── Dataset extract ──
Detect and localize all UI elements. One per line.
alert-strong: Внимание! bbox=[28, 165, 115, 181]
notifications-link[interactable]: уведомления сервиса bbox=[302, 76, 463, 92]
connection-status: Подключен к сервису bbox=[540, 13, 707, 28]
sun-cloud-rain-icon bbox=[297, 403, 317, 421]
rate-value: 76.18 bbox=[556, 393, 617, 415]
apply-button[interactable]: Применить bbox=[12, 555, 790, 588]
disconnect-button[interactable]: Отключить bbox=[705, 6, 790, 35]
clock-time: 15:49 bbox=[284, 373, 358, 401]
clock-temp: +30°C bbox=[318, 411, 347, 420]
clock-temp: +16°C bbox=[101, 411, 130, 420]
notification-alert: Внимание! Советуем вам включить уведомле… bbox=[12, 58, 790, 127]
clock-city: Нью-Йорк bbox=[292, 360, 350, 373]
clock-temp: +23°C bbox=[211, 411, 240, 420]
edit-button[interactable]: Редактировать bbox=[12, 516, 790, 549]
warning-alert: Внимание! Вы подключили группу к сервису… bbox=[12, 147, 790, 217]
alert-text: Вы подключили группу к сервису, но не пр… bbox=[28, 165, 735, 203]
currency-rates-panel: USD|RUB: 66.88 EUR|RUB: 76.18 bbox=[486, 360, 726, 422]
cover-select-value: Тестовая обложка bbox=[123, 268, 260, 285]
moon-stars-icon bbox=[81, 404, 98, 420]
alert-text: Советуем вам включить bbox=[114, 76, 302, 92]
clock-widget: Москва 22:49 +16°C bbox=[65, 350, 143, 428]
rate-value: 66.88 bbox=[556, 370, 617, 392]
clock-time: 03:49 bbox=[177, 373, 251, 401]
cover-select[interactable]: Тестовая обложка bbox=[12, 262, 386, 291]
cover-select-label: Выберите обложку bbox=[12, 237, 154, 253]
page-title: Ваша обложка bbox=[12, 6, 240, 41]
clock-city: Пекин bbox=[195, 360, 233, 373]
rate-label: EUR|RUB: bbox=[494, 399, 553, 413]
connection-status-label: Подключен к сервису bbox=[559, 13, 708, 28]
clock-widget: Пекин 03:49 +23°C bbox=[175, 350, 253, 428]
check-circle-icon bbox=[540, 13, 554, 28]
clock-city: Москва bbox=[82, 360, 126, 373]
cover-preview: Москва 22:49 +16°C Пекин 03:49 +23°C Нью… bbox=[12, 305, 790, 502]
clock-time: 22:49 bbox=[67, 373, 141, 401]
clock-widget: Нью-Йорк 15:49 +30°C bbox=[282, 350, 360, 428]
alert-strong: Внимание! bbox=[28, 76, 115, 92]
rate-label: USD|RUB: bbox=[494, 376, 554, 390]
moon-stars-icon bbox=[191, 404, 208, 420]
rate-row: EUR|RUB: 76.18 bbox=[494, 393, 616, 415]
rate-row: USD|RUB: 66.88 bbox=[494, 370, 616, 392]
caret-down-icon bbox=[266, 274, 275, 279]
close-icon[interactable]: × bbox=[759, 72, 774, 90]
───
*Short exercise*
Pull out every line of the listing that contains the string "temp".

*Solution to the problem*
clock-temp: +30°C bbox=[318, 411, 347, 420]
clock-temp: +16°C bbox=[101, 411, 130, 420]
clock-temp: +23°C bbox=[211, 411, 240, 420]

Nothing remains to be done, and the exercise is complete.